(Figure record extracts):
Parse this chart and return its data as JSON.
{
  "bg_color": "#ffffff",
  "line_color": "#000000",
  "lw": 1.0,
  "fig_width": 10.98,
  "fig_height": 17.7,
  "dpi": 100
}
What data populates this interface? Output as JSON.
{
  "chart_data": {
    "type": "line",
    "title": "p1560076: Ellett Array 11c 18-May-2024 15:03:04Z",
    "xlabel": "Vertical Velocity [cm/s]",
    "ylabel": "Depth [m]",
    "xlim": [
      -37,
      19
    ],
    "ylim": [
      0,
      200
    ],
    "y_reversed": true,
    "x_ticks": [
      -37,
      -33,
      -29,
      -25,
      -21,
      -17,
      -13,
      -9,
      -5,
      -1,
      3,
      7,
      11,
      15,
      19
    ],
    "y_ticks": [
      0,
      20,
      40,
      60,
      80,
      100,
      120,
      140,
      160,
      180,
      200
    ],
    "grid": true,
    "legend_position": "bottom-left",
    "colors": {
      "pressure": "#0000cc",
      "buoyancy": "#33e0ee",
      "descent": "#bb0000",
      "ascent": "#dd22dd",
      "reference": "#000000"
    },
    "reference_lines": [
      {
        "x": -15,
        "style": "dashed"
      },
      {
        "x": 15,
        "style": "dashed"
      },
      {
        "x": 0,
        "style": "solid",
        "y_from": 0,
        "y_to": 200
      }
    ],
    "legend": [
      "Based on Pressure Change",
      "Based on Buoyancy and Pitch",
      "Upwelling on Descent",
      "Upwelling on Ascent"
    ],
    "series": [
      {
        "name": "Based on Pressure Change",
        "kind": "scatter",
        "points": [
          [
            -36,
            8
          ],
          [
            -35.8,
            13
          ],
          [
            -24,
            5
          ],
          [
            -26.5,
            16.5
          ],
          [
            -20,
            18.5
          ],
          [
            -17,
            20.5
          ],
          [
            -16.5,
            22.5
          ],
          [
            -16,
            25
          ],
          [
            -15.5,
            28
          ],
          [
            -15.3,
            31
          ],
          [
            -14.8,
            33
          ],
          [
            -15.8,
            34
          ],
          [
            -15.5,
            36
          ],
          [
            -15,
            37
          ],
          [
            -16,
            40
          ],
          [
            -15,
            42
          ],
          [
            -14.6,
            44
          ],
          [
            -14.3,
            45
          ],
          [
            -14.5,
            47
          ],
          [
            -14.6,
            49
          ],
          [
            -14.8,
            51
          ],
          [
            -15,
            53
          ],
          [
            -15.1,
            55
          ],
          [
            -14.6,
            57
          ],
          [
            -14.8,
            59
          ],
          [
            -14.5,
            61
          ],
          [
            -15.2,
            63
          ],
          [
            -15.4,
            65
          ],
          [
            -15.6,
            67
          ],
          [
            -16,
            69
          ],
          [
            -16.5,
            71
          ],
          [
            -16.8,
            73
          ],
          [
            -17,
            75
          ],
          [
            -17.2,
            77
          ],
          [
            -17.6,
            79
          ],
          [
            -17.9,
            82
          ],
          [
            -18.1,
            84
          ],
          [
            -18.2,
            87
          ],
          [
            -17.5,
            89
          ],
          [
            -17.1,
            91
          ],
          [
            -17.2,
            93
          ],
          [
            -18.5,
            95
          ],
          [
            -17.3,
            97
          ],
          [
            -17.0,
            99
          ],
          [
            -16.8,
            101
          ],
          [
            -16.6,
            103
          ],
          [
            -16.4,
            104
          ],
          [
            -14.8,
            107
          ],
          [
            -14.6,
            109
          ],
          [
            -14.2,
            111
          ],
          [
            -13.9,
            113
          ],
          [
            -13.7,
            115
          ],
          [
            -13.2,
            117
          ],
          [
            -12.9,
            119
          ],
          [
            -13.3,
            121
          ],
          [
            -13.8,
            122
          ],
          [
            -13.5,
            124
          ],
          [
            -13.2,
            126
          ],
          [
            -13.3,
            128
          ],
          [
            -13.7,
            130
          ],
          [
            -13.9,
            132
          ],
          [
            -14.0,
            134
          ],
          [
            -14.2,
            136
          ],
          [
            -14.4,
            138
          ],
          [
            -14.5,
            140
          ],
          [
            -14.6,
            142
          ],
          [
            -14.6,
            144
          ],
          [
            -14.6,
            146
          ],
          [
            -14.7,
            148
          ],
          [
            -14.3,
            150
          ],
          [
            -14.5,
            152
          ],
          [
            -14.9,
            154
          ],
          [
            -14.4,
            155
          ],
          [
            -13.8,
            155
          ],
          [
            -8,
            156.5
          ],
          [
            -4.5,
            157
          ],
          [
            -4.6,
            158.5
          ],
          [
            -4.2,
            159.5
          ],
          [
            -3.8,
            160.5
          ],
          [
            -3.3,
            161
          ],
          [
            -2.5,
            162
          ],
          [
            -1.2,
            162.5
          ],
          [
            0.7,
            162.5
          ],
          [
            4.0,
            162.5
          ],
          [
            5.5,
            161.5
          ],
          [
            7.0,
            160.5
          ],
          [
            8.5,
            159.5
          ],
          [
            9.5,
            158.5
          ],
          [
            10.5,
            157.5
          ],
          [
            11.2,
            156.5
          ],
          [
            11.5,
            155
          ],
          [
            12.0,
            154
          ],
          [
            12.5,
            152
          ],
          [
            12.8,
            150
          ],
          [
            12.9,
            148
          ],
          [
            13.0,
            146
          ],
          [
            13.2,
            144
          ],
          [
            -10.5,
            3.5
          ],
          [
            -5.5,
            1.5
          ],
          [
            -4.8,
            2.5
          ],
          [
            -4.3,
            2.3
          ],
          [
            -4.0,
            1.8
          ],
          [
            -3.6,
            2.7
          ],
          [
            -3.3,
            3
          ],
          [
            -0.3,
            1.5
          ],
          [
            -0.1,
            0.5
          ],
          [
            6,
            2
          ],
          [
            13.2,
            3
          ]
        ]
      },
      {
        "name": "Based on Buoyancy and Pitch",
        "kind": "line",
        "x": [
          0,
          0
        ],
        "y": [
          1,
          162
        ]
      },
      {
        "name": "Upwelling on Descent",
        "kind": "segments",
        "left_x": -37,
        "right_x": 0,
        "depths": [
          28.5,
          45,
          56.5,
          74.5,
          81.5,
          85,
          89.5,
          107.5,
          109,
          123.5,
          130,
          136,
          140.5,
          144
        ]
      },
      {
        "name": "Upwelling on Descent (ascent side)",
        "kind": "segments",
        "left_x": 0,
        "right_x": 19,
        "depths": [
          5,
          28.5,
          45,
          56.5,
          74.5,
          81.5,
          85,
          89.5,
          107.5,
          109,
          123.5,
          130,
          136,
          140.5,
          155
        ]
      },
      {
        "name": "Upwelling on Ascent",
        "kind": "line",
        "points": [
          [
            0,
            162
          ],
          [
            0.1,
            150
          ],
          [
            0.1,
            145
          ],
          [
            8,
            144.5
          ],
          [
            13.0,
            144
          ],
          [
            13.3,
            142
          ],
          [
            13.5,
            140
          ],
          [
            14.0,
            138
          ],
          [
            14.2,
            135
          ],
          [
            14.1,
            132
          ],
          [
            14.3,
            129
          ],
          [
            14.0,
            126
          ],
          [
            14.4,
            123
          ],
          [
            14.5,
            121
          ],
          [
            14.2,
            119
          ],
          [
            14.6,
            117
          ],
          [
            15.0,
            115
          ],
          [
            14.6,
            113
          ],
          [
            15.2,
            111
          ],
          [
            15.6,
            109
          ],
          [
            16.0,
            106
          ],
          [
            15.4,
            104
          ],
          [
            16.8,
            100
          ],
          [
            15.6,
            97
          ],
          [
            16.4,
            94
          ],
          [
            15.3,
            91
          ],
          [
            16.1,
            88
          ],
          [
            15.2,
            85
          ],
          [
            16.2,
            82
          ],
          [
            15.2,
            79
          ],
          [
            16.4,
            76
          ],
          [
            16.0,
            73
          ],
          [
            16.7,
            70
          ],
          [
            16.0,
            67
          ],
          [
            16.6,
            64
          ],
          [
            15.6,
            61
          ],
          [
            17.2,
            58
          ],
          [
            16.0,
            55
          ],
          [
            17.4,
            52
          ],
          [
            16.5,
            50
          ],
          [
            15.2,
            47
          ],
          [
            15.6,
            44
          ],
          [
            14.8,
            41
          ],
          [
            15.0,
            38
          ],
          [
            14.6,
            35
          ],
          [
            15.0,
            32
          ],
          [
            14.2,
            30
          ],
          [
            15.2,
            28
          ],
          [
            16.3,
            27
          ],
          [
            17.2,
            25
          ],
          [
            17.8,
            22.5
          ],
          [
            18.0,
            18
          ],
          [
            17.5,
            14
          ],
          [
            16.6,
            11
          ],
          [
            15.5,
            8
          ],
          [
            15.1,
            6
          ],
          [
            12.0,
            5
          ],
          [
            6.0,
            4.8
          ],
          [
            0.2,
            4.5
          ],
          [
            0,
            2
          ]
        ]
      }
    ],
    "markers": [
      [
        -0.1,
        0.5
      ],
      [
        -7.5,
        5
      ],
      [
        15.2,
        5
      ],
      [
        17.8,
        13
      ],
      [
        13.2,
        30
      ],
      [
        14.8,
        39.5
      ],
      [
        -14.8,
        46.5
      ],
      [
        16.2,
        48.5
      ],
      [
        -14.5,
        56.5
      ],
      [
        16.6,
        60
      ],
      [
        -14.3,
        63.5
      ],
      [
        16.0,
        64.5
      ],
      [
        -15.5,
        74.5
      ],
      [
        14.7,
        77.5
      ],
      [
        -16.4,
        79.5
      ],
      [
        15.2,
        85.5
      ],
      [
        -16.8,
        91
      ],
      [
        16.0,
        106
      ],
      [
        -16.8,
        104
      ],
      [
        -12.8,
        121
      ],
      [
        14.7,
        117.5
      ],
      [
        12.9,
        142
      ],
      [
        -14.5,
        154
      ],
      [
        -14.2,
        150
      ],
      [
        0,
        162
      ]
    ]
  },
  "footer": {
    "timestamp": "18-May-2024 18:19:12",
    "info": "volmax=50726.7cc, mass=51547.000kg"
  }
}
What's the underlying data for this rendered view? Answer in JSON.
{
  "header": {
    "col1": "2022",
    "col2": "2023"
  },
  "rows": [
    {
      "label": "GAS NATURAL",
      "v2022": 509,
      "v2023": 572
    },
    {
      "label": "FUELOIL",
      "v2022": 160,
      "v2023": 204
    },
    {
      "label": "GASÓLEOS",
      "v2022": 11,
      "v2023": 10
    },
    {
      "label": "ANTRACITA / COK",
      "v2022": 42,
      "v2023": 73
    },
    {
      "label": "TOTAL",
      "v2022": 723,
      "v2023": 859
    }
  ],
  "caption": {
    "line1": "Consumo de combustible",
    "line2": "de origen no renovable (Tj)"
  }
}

(Aim): Pull out every line from the one with "What's the underlying" to the end of the listing, and output only those.

(Final answer):
What's the underlying data for this rendered view? Answer in JSON.
{
  "header": {
    "col1": "2022",
    "col2": "2023"
  },
  "rows": [
    {
      "label": "GAS NATURAL",
      "v2022": 509,
      "v2023": 572
    },
    {
      "label": "FUELOIL",
      "v2022": 160,
      "v2023": 204
    },
    {
      "label": "GASÓLEOS",
      "v2022": 11,
      "v2023": 10
    },
    {
      "label": "ANTRACITA / COK",
      "v2022": 42,
      "v2023": 73
    },
    {
      "label": "TOTAL",
      "v2022": 723,
      "v2023": 859
    }
  ],
  "caption": {
    "line1": "Consumo de combustible",
    "line2": "de origen no renovable (Tj)"
  }
}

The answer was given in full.